==== Records supplied ====

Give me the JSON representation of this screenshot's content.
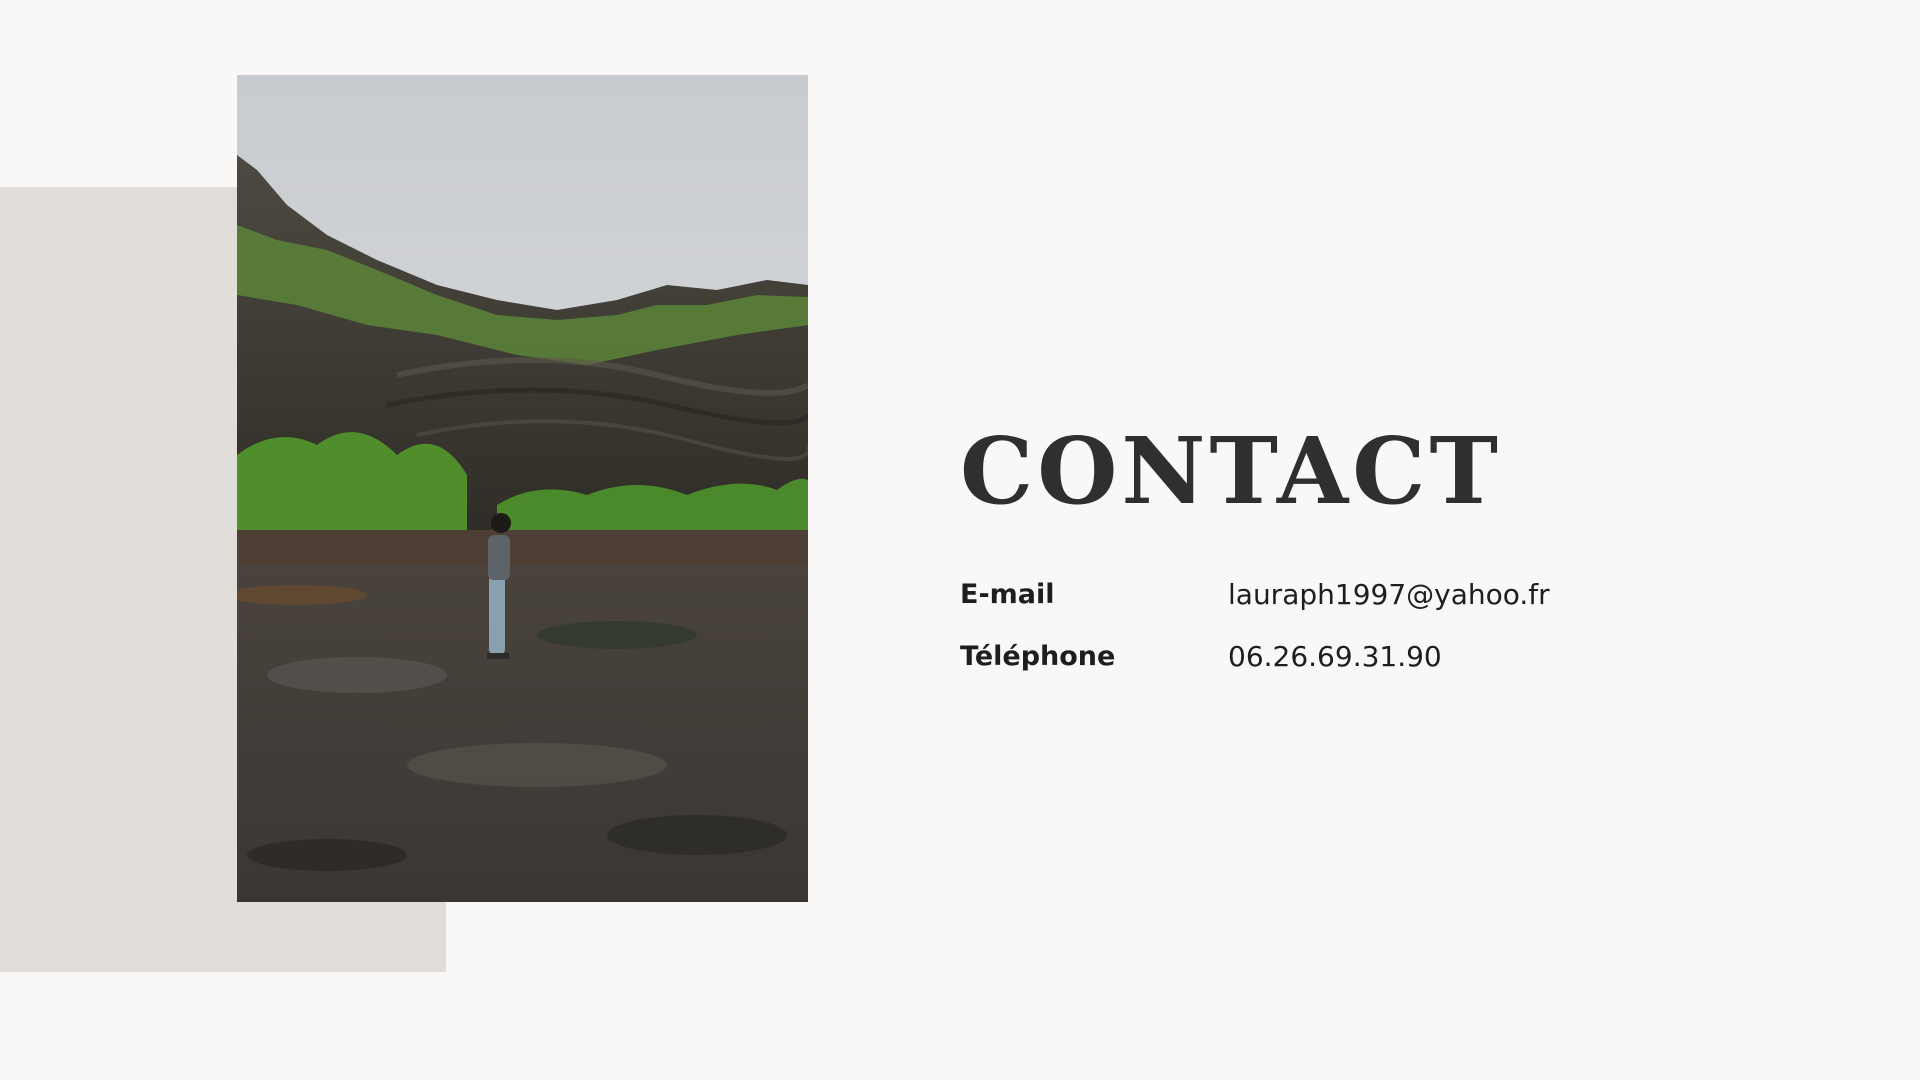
{
  "title": "CONTACT",
  "contacts": [
    {
      "label": "E-mail",
      "value": "lauraph1997@yahoo.fr"
    },
    {
      "label": "Téléphone",
      "value": "06.26.69.31.90"
    }
  ],
  "colors": {
    "background": "#f9f8f6",
    "accent_block": "#e1ddd9",
    "text": "#1e1e1e",
    "title": "#2f2f2f"
  }
}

====

■ **Your goal**:
Above are records with pictures; repeat the records exactly and leave the pictures out.

■ **Task answer**:
Give me the JSON representation of this screenshot's content.
{
  "title": "CONTACT",
  "contacts": [
    {
      "label": "E-mail",
      "value": "lauraph1997@yahoo.fr"
    },
    {
      "label": "Téléphone",
      "value": "06.26.69.31.90"
    }
  ],
  "colors": {
    "background": "#f9f8f6",
    "accent_block": "#e1ddd9",
    "text": "#1e1e1e",
    "title": "#2f2f2f"
  }
}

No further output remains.